● Aim of the exercise:
Skip every image and restate the data word for word.

(Stored items)
——
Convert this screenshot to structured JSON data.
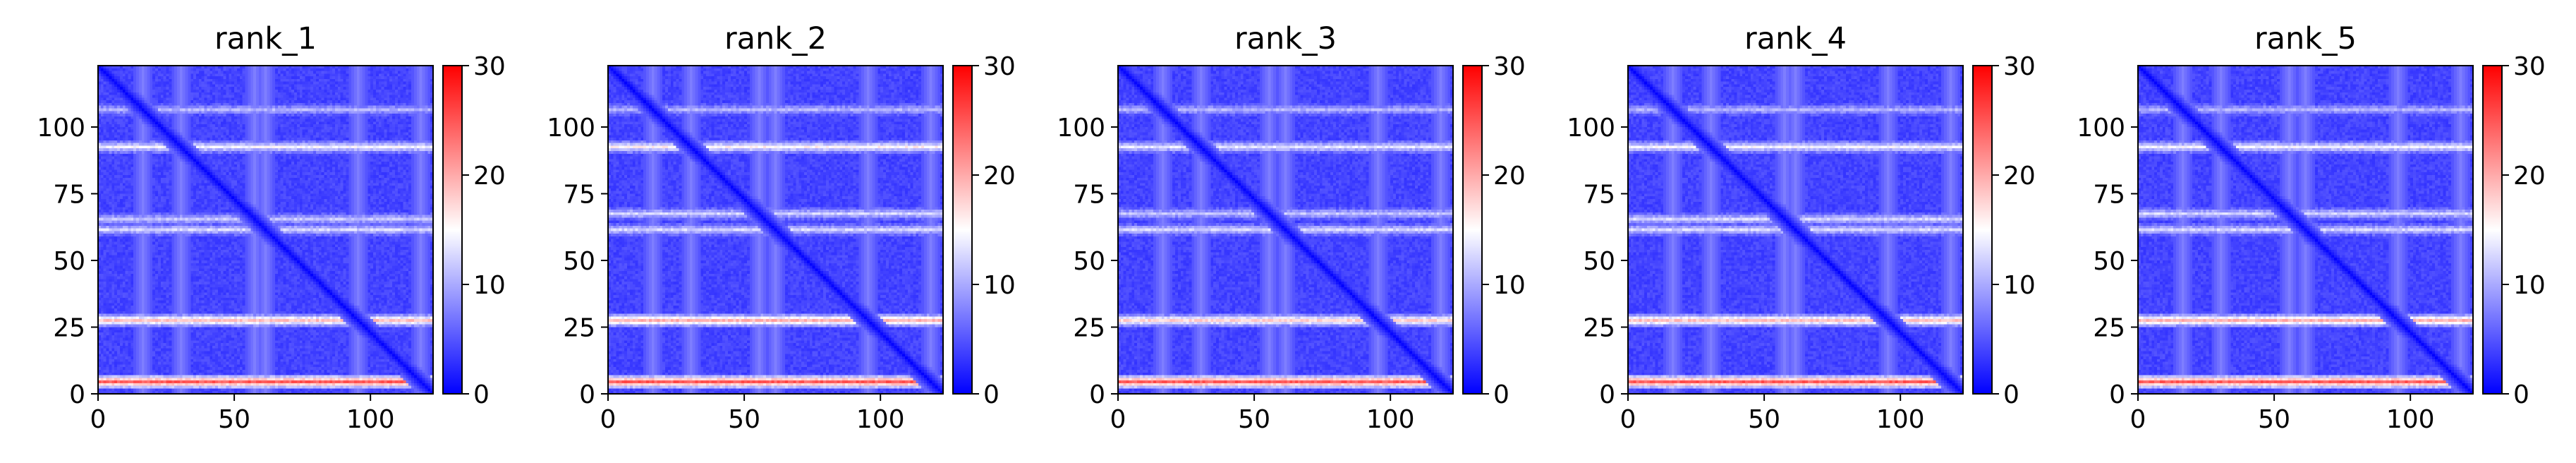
{
  "chart_data": [
    {
      "type": "heatmap",
      "title": "rank_1",
      "xlabel": "",
      "ylabel": "",
      "x_ticks": [
        0,
        50,
        100
      ],
      "y_ticks": [
        0,
        25,
        50,
        75,
        100
      ],
      "x_range": [
        0,
        123
      ],
      "y_range": [
        123,
        0
      ],
      "colorbar": {
        "ticks": [
          0,
          10,
          20,
          30
        ],
        "range": [
          0,
          30
        ],
        "colormap": "bwr"
      },
      "pattern": {
        "size": 123,
        "base": 3,
        "bright_rows": [
          16,
          30,
          57,
          61,
          95,
          118
        ],
        "bright_row_levels": [
          10,
          14,
          11,
          12,
          18,
          24
        ],
        "diagonal_value": 0,
        "grid_on": false
      }
    },
    {
      "type": "heatmap",
      "title": "rank_2",
      "xlabel": "",
      "ylabel": "",
      "x_ticks": [
        0,
        50,
        100
      ],
      "y_ticks": [
        0,
        25,
        50,
        75,
        100
      ],
      "x_range": [
        0,
        123
      ],
      "y_range": [
        123,
        0
      ],
      "colorbar": {
        "ticks": [
          0,
          10,
          20,
          30
        ],
        "range": [
          0,
          30
        ],
        "colormap": "bwr"
      },
      "pattern": {
        "size": 123,
        "base": 3,
        "bright_rows": [
          16,
          30,
          55,
          61,
          95,
          118
        ],
        "bright_row_levels": [
          10,
          15,
          12,
          12,
          19,
          24
        ],
        "diagonal_value": 0,
        "grid_on": false
      }
    },
    {
      "type": "heatmap",
      "title": "rank_3",
      "xlabel": "",
      "ylabel": "",
      "x_ticks": [
        0,
        50,
        100
      ],
      "y_ticks": [
        0,
        25,
        50,
        75,
        100
      ],
      "x_range": [
        0,
        123
      ],
      "y_range": [
        123,
        0
      ],
      "colorbar": {
        "ticks": [
          0,
          10,
          20,
          30
        ],
        "range": [
          0,
          30
        ],
        "colormap": "bwr"
      },
      "pattern": {
        "size": 123,
        "base": 3,
        "bright_rows": [
          16,
          30,
          55,
          61,
          95,
          118
        ],
        "bright_row_levels": [
          10,
          13,
          11,
          12,
          17,
          24
        ],
        "diagonal_value": 0,
        "grid_on": false
      }
    },
    {
      "type": "heatmap",
      "title": "rank_4",
      "xlabel": "",
      "ylabel": "",
      "x_ticks": [
        0,
        50,
        100
      ],
      "y_ticks": [
        0,
        25,
        50,
        75,
        100
      ],
      "x_range": [
        0,
        123
      ],
      "y_range": [
        123,
        0
      ],
      "colorbar": {
        "ticks": [
          0,
          10,
          20,
          30
        ],
        "range": [
          0,
          30
        ],
        "colormap": "bwr"
      },
      "pattern": {
        "size": 123,
        "base": 3,
        "bright_rows": [
          16,
          30,
          57,
          61,
          95,
          118
        ],
        "bright_row_levels": [
          10,
          14,
          12,
          12,
          18,
          24
        ],
        "diagonal_value": 0,
        "grid_on": false
      }
    },
    {
      "type": "heatmap",
      "title": "rank_5",
      "xlabel": "",
      "ylabel": "",
      "x_ticks": [
        0,
        50,
        100
      ],
      "y_ticks": [
        0,
        25,
        50,
        75,
        100
      ],
      "x_range": [
        0,
        123
      ],
      "y_range": [
        123,
        0
      ],
      "colorbar": {
        "ticks": [
          0,
          10,
          20,
          30
        ],
        "range": [
          0,
          30
        ],
        "colormap": "bwr"
      },
      "pattern": {
        "size": 123,
        "base": 3,
        "bright_rows": [
          16,
          30,
          55,
          61,
          95,
          118
        ],
        "bright_row_levels": [
          10,
          14,
          12,
          12,
          19,
          24
        ],
        "diagonal_value": 0,
        "grid_on": false
      }
    }
  ]
}
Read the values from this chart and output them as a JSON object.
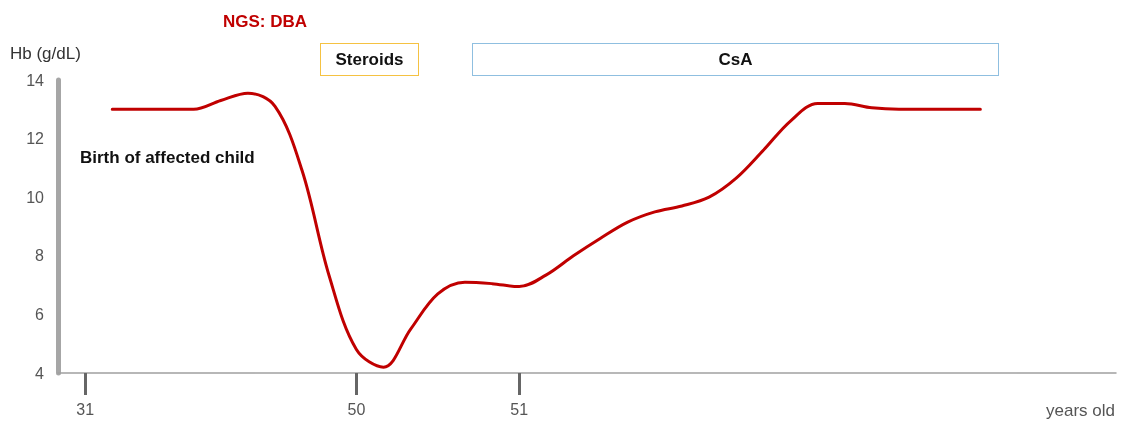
——
● Full solution:
Convert this screenshot to structured JSON data.
{
  "chart_data": [
    {
      "type": "heatmap",
      "title": "rank_1",
      "xlabel": "",
      "ylabel": "",
      "x_ticks": [
        0,
        50,
        100
      ],
      "y_ticks": [
        0,
        25,
        50,
        75,
        100
      ],
      "x_range": [
        0,
        123
      ],
      "y_range": [
        123,
        0
      ],
      "colorbar": {
        "ticks": [
          0,
          10,
          20,
          30
        ],
        "range": [
          0,
          30
        ],
        "colormap": "bwr"
      },
      "pattern": {
        "size": 123,
        "base": 3,
        "bright_rows": [
          16,
          30,
          57,
          61,
          95,
          118
        ],
        "bright_row_levels": [
          10,
          14,
          11,
          12,
          18,
          24
        ],
        "diagonal_value": 0,
        "grid_on": false
      }
    },
    {
      "type": "heatmap",
      "title": "rank_2",
      "xlabel": "",
      "ylabel": "",
      "x_ticks": [
        0,
        50,
        100
      ],
      "y_ticks": [
        0,
        25,
        50,
        75,
        100
      ],
      "x_range": [
        0,
        123
      ],
      "y_range": [
        123,
        0
      ],
      "colorbar": {
        "ticks": [
          0,
          10,
          20,
          30
        ],
        "range": [
          0,
          30
        ],
        "colormap": "bwr"
      },
      "pattern": {
        "size": 123,
        "base": 3,
        "bright_rows": [
          16,
          30,
          55,
          61,
          95,
          118
        ],
        "bright_row_levels": [
          10,
          15,
          12,
          12,
          19,
          24
        ],
        "diagonal_value": 0,
        "grid_on": false
      }
    },
    {
      "type": "heatmap",
      "title": "rank_3",
      "xlabel": "",
      "ylabel": "",
      "x_ticks": [
        0,
        50,
        100
      ],
      "y_ticks": [
        0,
        25,
        50,
        75,
        100
      ],
      "x_range": [
        0,
        123
      ],
      "y_range": [
        123,
        0
      ],
      "colorbar": {
        "ticks": [
          0,
          10,
          20,
          30
        ],
        "range": [
          0,
          30
        ],
        "colormap": "bwr"
      },
      "pattern": {
        "size": 123,
        "base": 3,
        "bright_rows": [
          16,
          30,
          55,
          61,
          95,
          118
        ],
        "bright_row_levels": [
          10,
          13,
          11,
          12,
          17,
          24
        ],
        "diagonal_value": 0,
        "grid_on": false
      }
    },
    {
      "type": "heatmap",
      "title": "rank_4",
      "xlabel": "",
      "ylabel": "",
      "x_ticks": [
        0,
        50,
        100
      ],
      "y_ticks": [
        0,
        25,
        50,
        75,
        100
      ],
      "x_range": [
        0,
        123
      ],
      "y_range": [
        123,
        0
      ],
      "colorbar": {
        "ticks": [
          0,
          10,
          20,
          30
        ],
        "range": [
          0,
          30
        ],
        "colormap": "bwr"
      },
      "pattern": {
        "size": 123,
        "base": 3,
        "bright_rows": [
          16,
          30,
          57,
          61,
          95,
          118
        ],
        "bright_row_levels": [
          10,
          14,
          12,
          12,
          18,
          24
        ],
        "diagonal_value": 0,
        "grid_on": false
      }
    },
    {
      "type": "heatmap",
      "title": "rank_5",
      "xlabel": "",
      "ylabel": "",
      "x_ticks": [
        0,
        50,
        100
      ],
      "y_ticks": [
        0,
        25,
        50,
        75,
        100
      ],
      "x_range": [
        0,
        123
      ],
      "y_range": [
        123,
        0
      ],
      "colorbar": {
        "ticks": [
          0,
          10,
          20,
          30
        ],
        "range": [
          0,
          30
        ],
        "colormap": "bwr"
      },
      "pattern": {
        "size": 123,
        "base": 3,
        "bright_rows": [
          16,
          30,
          55,
          61,
          95,
          118
        ],
        "bright_row_levels": [
          10,
          14,
          12,
          12,
          19,
          24
        ],
        "diagonal_value": 0,
        "grid_on": false
      }
    }
  ]
}
Read the values from this chart and output them as a JSON object.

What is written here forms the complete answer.